» Data extracted from a collection
● ● ● ● ●
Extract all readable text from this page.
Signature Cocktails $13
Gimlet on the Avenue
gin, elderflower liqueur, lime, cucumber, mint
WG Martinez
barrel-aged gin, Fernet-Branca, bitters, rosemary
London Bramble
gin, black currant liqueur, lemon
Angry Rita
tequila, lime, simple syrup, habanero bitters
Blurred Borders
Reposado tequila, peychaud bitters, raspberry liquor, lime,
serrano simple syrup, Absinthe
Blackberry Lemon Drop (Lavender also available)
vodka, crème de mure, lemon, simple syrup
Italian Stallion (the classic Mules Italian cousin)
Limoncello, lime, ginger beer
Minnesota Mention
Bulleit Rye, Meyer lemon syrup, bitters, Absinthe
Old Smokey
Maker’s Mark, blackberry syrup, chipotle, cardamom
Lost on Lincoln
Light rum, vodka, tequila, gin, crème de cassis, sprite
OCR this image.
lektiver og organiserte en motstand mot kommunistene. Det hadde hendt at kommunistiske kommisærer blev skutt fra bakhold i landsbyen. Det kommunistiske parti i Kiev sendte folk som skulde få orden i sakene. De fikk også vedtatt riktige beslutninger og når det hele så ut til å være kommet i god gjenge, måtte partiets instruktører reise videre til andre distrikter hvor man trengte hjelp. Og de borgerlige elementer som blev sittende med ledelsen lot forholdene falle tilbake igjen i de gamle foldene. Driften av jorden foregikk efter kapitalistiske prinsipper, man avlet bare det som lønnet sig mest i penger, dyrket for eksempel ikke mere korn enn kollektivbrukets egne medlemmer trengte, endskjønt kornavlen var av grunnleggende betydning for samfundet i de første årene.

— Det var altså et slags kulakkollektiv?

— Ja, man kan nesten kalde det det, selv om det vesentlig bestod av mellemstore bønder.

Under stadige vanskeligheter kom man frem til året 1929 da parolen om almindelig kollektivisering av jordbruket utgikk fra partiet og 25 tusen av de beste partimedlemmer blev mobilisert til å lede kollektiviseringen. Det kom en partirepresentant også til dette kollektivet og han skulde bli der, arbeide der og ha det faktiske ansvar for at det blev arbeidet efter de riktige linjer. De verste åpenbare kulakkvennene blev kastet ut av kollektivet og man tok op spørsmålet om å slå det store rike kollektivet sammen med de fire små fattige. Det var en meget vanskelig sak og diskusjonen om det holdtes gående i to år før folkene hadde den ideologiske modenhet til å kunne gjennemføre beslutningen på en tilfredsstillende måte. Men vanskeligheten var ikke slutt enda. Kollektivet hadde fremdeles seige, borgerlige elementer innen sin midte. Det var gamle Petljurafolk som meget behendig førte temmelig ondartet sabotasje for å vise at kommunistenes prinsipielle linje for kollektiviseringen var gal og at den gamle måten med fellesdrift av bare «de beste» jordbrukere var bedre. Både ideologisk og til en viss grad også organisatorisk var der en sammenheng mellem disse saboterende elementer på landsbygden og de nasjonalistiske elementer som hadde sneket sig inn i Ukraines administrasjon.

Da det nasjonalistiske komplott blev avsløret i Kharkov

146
● ● ● ● ●
» Given problem
Pull every line containing "bitters" from the material above.

» Response
barrel-aged gin, Fernet-Branca, bitters, rosemary
tequila, lime, simple syrup, habanero bitters
Reposado tequila, peychaud bitters, raspberry liquor, lime,
Bulleit Rye, Meyer lemon syrup, bitters, Absinthe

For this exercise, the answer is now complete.